### Supplied data

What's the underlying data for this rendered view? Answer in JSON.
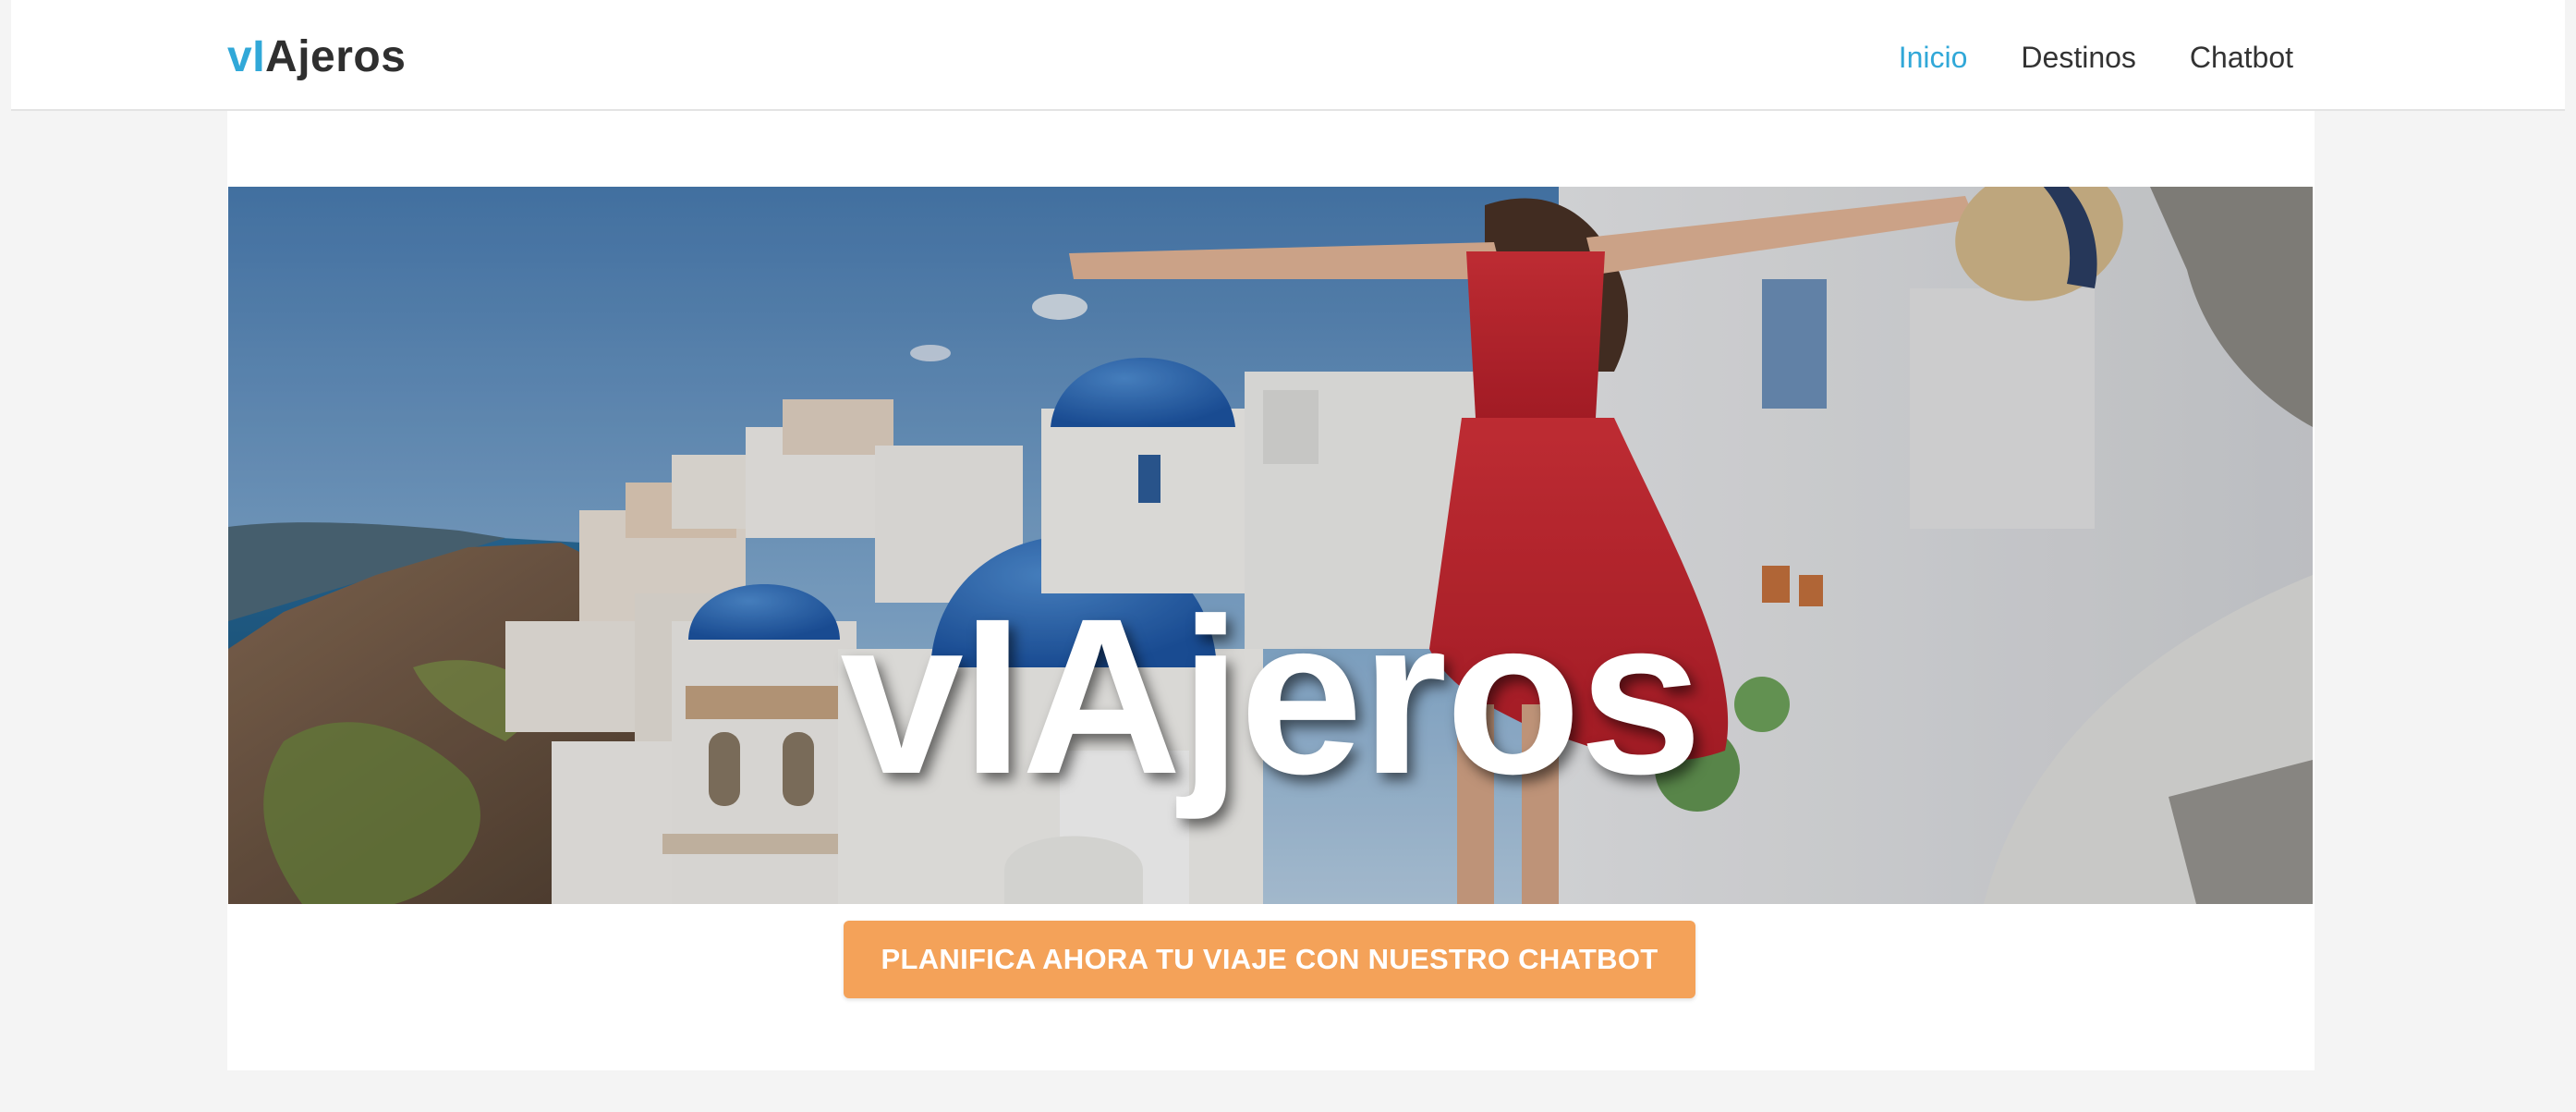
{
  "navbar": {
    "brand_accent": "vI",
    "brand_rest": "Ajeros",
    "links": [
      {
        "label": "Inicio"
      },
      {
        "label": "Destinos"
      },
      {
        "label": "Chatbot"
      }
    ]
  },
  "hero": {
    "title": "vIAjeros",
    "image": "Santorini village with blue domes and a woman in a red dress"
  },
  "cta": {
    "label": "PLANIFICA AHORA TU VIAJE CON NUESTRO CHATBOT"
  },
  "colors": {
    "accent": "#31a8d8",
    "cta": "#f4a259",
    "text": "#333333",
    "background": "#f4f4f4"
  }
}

######

● Given instruction
Leave images out of the retyped records; keep all else exact.

● Output for this exercise
What's the underlying data for this rendered view? Answer in JSON.
{
  "navbar": {
    "brand_accent": "vI",
    "brand_rest": "Ajeros",
    "links": [
      {
        "label": "Inicio"
      },
      {
        "label": "Destinos"
      },
      {
        "label": "Chatbot"
      }
    ]
  },
  "hero": {
    "title": "vIAjeros",
    "image": "Santorini village with blue domes and a woman in a red dress"
  },
  "cta": {
    "label": "PLANIFICA AHORA TU VIAJE CON NUESTRO CHATBOT"
  },
  "colors": {
    "accent": "#31a8d8",
    "cta": "#f4a259",
    "text": "#333333",
    "background": "#f4f4f4"
  }
}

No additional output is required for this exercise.